STATED GOAL:
Report the number of lines where the string "Read" occurs, and write nothing else.

── INFORMATION SUPPLIED

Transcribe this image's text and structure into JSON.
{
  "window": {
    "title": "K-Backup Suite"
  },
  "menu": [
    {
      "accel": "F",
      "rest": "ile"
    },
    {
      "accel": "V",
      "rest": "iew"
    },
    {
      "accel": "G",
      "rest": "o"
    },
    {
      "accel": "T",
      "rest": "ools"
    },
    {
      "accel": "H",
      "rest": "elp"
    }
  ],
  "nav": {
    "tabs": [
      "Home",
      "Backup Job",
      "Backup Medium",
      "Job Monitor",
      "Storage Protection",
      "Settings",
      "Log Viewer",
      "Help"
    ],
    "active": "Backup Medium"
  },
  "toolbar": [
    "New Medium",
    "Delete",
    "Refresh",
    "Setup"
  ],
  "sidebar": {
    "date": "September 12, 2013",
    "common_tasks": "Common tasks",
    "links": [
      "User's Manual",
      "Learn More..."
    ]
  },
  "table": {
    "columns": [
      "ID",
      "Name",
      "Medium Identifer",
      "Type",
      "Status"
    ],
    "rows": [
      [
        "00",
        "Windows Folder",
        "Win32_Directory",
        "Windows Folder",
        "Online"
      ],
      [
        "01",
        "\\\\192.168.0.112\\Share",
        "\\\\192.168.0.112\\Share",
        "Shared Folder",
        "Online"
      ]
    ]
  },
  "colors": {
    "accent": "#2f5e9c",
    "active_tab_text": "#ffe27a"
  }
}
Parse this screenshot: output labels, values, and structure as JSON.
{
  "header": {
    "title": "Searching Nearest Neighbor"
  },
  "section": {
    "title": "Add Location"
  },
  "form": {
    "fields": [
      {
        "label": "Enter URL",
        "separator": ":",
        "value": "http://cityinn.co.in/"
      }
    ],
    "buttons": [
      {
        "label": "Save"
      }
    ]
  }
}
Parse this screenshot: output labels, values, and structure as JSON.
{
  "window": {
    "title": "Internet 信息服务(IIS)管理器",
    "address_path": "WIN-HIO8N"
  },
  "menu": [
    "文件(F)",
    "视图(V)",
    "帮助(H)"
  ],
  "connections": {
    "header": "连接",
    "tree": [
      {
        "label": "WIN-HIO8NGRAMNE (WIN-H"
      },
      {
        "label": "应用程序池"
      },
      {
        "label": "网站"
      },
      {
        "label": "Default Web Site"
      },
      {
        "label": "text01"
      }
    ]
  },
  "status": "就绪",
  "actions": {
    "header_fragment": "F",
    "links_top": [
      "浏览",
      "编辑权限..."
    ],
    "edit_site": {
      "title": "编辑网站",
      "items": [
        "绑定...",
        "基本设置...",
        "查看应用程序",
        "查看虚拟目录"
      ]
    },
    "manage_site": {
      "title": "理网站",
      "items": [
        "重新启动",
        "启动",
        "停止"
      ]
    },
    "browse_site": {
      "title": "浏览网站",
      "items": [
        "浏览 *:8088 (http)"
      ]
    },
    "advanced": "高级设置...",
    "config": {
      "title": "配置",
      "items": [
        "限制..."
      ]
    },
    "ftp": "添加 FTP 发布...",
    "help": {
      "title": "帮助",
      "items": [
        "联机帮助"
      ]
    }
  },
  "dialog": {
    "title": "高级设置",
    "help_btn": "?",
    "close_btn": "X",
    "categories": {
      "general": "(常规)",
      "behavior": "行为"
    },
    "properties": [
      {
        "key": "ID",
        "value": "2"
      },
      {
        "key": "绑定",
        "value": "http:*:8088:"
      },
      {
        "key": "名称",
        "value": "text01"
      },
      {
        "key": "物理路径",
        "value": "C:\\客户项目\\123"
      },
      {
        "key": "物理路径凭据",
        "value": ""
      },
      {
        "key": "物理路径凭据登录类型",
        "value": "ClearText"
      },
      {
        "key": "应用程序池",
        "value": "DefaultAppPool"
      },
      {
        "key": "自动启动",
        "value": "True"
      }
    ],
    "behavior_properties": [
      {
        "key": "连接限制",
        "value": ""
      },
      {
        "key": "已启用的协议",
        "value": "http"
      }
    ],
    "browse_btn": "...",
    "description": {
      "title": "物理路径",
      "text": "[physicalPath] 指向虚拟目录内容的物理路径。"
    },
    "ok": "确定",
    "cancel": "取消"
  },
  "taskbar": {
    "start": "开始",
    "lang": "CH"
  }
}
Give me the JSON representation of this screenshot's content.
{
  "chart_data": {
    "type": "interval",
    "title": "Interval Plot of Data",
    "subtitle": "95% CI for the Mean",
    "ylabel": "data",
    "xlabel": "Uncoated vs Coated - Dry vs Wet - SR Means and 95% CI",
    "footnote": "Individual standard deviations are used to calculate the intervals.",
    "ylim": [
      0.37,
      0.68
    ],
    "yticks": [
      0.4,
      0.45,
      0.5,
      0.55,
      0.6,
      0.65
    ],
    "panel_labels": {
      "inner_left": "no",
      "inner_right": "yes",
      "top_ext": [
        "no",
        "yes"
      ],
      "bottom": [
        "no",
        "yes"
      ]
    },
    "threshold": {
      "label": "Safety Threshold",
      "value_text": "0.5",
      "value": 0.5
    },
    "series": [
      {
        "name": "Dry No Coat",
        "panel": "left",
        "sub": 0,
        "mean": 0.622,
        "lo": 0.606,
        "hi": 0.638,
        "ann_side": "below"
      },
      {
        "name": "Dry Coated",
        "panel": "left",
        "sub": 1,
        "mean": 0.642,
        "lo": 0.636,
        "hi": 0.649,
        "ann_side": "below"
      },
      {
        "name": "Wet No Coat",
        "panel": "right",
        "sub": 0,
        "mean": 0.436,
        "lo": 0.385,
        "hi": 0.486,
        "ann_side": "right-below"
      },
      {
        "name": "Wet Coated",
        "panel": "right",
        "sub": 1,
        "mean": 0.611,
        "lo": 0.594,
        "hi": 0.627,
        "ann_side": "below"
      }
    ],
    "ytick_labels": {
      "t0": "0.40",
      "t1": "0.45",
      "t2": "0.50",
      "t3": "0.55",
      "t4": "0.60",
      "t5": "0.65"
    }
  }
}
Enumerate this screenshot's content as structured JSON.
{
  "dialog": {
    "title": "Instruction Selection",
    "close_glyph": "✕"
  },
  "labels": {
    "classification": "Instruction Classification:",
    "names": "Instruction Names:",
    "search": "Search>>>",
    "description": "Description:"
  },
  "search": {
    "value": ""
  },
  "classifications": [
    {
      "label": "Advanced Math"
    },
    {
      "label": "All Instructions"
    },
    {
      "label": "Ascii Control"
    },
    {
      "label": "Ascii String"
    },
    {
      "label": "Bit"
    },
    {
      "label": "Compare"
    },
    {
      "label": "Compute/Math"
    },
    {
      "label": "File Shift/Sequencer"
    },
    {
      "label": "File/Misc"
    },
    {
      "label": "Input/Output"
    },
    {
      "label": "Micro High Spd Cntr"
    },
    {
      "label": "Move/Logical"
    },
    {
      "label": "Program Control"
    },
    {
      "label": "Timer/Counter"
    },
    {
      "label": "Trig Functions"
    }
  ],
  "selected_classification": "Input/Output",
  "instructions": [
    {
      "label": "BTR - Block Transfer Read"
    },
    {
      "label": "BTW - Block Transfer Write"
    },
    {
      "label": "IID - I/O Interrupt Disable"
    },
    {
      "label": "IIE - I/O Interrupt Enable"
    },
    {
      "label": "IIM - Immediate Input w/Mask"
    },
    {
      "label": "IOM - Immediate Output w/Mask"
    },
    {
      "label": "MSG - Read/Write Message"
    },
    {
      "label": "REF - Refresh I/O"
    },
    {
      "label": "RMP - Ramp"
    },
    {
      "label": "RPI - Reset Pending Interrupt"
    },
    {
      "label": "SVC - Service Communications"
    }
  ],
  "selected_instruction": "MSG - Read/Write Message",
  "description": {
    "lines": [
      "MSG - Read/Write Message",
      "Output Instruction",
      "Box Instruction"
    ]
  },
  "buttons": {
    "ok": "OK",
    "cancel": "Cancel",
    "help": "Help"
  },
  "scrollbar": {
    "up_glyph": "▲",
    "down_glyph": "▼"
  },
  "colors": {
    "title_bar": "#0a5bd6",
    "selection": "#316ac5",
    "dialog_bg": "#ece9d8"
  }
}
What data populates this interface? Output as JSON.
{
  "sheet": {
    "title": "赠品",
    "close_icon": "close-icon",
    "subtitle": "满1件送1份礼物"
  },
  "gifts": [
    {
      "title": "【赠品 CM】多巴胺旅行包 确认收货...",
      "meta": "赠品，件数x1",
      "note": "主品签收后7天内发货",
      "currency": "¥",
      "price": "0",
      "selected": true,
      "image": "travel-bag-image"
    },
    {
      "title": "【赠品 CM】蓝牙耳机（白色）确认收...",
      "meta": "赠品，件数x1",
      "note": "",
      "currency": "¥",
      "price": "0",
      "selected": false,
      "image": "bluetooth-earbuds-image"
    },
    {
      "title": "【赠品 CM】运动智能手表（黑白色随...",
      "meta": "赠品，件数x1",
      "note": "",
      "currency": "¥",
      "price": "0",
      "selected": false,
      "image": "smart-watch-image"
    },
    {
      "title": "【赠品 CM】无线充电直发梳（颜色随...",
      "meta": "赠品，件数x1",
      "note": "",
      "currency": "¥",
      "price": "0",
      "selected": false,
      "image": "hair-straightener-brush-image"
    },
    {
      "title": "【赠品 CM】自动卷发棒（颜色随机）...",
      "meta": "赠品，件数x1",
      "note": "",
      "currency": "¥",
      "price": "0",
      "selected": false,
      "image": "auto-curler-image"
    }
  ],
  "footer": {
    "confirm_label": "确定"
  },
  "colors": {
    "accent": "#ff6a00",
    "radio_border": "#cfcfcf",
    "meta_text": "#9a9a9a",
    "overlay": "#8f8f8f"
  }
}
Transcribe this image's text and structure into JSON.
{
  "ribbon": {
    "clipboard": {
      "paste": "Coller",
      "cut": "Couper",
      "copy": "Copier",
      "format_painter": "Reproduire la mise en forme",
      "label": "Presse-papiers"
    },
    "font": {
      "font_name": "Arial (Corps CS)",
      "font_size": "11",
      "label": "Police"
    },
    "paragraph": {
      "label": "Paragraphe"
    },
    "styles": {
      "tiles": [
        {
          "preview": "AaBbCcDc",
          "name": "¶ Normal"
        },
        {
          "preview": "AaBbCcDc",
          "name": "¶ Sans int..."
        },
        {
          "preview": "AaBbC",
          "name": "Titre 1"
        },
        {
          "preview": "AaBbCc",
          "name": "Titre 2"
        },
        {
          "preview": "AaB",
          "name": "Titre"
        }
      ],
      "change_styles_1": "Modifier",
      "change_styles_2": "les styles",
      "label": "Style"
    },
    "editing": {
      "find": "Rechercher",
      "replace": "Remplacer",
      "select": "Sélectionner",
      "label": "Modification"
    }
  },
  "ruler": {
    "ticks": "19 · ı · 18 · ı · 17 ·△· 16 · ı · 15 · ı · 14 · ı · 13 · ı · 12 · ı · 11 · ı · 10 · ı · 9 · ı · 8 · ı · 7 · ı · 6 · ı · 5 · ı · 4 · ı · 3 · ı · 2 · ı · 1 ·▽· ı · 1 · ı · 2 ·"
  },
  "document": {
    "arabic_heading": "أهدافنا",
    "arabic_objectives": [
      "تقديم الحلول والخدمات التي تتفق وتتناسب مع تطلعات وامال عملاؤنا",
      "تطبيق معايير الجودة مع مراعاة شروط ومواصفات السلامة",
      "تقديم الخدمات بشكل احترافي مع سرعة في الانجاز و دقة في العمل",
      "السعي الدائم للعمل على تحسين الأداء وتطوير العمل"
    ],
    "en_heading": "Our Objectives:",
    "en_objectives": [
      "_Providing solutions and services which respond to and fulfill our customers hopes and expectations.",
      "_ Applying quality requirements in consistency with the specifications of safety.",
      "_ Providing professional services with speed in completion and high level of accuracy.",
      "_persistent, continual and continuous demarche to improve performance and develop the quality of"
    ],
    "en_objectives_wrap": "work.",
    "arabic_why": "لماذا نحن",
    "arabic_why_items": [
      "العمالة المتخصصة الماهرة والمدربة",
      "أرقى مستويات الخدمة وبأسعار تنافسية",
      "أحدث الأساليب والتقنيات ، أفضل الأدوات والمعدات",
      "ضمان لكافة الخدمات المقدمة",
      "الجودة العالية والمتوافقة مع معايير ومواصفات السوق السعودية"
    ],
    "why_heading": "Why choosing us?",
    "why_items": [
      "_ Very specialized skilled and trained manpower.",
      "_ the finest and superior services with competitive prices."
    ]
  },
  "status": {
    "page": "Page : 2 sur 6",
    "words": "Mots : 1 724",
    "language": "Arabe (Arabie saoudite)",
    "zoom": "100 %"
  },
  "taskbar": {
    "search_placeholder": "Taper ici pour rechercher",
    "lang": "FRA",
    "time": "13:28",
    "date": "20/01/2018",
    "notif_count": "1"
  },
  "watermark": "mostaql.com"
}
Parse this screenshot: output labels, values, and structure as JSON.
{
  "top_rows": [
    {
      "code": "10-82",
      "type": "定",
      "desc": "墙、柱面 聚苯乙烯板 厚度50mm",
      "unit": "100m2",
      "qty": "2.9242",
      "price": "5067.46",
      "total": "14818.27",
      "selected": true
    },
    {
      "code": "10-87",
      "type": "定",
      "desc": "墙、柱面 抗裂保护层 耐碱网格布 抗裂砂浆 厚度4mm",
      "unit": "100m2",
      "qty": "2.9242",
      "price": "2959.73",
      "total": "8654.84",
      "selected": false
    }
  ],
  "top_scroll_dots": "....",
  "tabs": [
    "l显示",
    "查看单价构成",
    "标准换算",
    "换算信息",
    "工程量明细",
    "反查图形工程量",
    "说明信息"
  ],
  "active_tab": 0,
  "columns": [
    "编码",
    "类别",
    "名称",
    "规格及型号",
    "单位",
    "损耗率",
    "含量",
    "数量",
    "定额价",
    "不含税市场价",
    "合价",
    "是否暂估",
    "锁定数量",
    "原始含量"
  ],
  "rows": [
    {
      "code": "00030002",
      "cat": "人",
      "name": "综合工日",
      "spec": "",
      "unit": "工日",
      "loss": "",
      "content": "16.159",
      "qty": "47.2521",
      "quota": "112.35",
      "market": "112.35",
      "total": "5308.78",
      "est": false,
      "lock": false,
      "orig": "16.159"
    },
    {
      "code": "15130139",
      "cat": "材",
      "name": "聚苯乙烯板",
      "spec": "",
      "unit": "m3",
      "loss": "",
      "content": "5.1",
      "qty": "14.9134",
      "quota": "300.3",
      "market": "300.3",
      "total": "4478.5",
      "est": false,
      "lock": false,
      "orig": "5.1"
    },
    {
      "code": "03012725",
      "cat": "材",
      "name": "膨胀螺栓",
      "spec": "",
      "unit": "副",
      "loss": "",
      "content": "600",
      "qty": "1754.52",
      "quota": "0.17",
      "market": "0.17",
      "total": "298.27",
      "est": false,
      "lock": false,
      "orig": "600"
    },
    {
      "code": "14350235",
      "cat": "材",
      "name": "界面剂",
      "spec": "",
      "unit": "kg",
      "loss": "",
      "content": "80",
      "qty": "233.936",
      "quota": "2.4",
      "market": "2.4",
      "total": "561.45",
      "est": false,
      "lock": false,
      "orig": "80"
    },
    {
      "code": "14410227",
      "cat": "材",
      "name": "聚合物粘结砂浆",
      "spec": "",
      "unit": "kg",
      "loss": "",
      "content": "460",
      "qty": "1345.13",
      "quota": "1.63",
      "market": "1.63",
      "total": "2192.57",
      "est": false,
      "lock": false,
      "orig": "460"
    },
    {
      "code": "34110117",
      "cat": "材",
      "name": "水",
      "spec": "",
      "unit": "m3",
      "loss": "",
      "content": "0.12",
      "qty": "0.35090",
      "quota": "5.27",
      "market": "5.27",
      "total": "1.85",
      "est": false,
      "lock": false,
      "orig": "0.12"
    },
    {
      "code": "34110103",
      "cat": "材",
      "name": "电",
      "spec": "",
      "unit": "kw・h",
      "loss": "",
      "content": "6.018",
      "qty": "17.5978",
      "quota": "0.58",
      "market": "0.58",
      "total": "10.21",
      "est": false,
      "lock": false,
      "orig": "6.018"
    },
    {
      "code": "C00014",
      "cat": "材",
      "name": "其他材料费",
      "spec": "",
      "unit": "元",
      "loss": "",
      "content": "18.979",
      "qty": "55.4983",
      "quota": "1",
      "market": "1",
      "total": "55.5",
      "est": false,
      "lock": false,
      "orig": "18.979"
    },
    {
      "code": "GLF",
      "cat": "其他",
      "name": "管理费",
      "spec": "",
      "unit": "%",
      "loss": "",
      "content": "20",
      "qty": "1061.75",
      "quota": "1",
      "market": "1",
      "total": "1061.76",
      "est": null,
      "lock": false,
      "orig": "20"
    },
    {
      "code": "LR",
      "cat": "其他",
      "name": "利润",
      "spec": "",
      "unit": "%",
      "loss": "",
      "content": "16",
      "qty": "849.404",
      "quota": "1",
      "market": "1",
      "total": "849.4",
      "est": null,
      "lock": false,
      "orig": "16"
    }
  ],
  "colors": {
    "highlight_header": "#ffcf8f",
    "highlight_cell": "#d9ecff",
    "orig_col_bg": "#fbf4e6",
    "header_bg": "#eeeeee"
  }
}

────

PROBLEM SOLUTION:
4